Do not copy the pictures; transcribe all other material exactly.

(Recorded data)
☆ ☆ ☆ ☆ ☆ ☆ ☆

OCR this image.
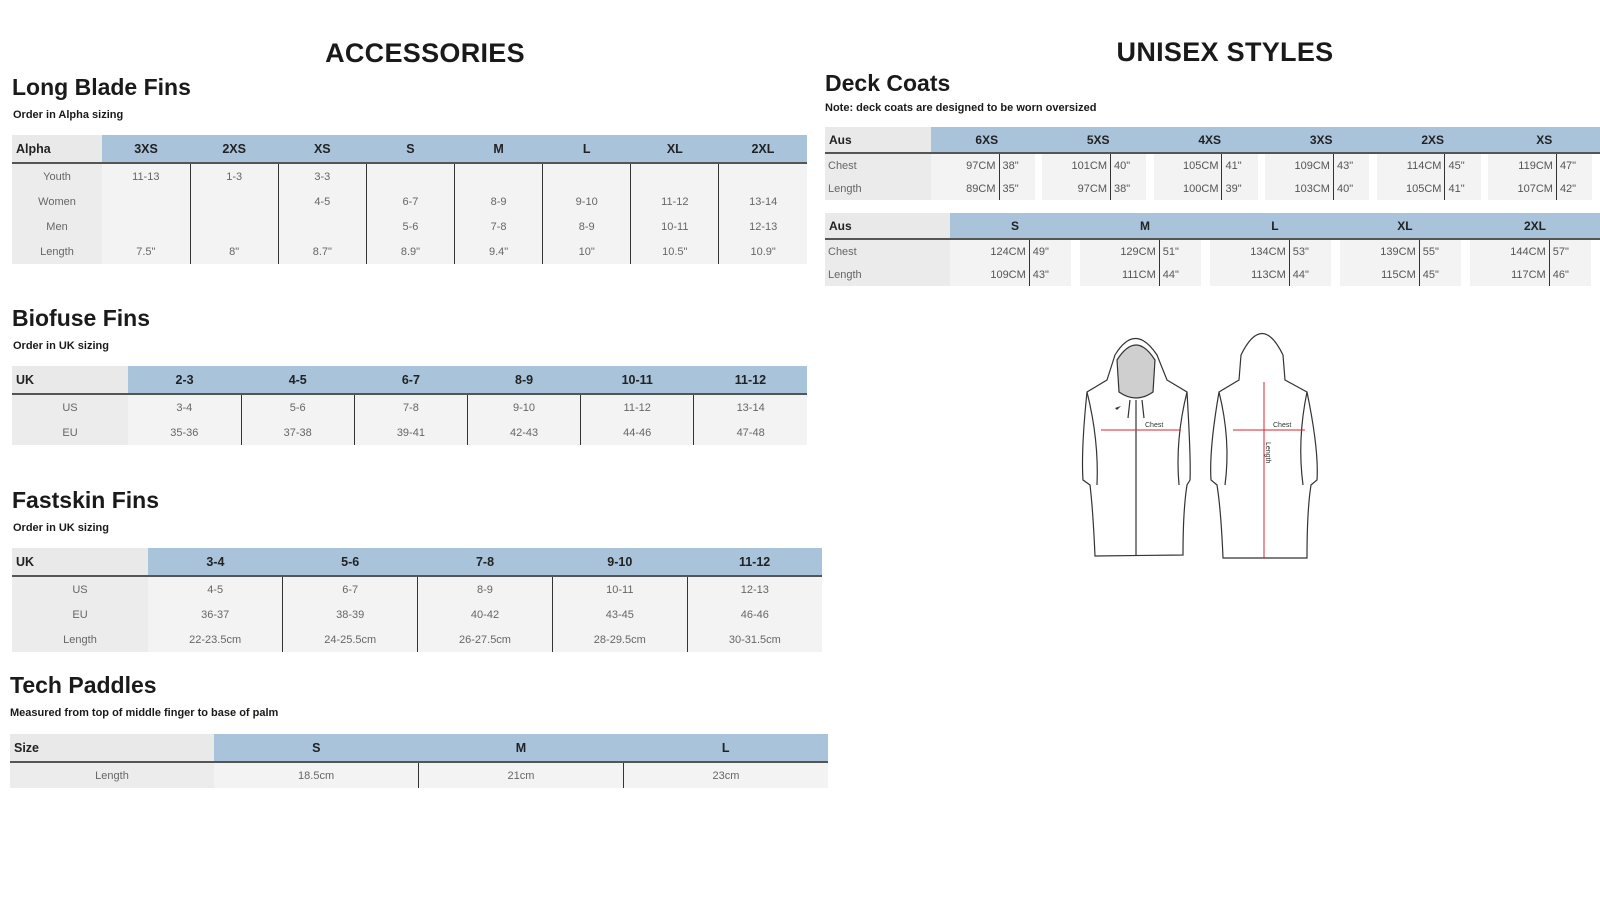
ACCESSORIES	UNISEX STYLES
Long Blade Fins
Order in Alpha sizing
Alpha	3XS	2XS	XS	S	M	L	XL	2XL
Youth	11-13	1-3	3-3					
Women			4-5	6-7	8-9	9-10	11-12	13-14
Men				5-6	7-8	8-9	10-11	12-13
Length	7.5"	8"	8.7"	8.9"	9.4"	10"	10.5"	10.9"
Biofuse Fins
Order in UK sizing
UK	2-3	4-5	6-7	8-9	10-11	11-12
US	3-4	5-6	7-8	9-10	11-12	13-14
EU	35-36	37-38	39-41	42-43	44-46	47-48
Fastskin Fins
Order in UK sizing
UK	3-4	5-6	7-8	9-10	11-12
US	4-5	6-7	8-9	10-11	12-13
EU	36-37	38-39	40-42	43-45	46-46
Length	22-23.5cm	24-25.5cm	26-27.5cm	28-29.5cm	30-31.5cm
Tech Paddles
Measured from top of middle finger to base of palm
Size	S	M	L
Length	18.5cm	21cm	23cm
Deck Coats
Note: deck coats are designed to be worn oversized
Aus	6XS			5XS			4XS			3XS			2XS			XS		
Chest	97CM	38"		101CM	40"		105CM	41"		109CM	43"		114CM	45"		119CM	47"	
Length	89CM	35"		97CM	38"		100CM	39"		103CM	40"		105CM	41"		107CM	42"	
Aus	S			M			L			XL			2XL		
Chest	124CM	49"		129CM	51"		134CM	53"		139CM	55"		144CM	57"	
Length	109CM	43"		111CM	44"		113CM	44"		115CM	45"		117CM	46"	
Chest	Chest
Length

☆ ☆ ☆ ☆ ☆ ☆ ☆

** Solution to this problem **
OCR this image.
ACCESSORIES	UNISEX STYLES
Long Blade Fins
Order in Alpha sizing
Alpha	3XS	2XS	XS	S	M	L	XL	2XL
Youth	11-13	1-3	3-3					
Women			4-5	6-7	8-9	9-10	11-12	13-14
Men				5-6	7-8	8-9	10-11	12-13
Length	7.5"	8"	8.7"	8.9"	9.4"	10"	10.5"	10.9"
Biofuse Fins
Order in UK sizing
UK	2-3	4-5	6-7	8-9	10-11	11-12
US	3-4	5-6	7-8	9-10	11-12	13-14
EU	35-36	37-38	39-41	42-43	44-46	47-48
Fastskin Fins
Order in UK sizing
UK	3-4	5-6	7-8	9-10	11-12
US	4-5	6-7	8-9	10-11	12-13
EU	36-37	38-39	40-42	43-45	46-46
Length	22-23.5cm	24-25.5cm	26-27.5cm	28-29.5cm	30-31.5cm
Tech Paddles
Measured from top of middle finger to base of palm
Size	S	M	L
Length	18.5cm	21cm	23cm
Deck Coats
Note: deck coats are designed to be worn oversized
Aus	6XS			5XS			4XS			3XS			2XS			XS		
Chest	97CM	38"		101CM	40"		105CM	41"		109CM	43"		114CM	45"		119CM	47"	
Length	89CM	35"		97CM	38"		100CM	39"		103CM	40"		105CM	41"		107CM	42"	
Aus	S			M			L			XL			2XL		
Chest	124CM	49"		129CM	51"		134CM	53"		139CM	55"		144CM	57"	
Length	109CM	43"		111CM	44"		113CM	44"		115CM	45"		117CM	46"	
Chest	Chest
Length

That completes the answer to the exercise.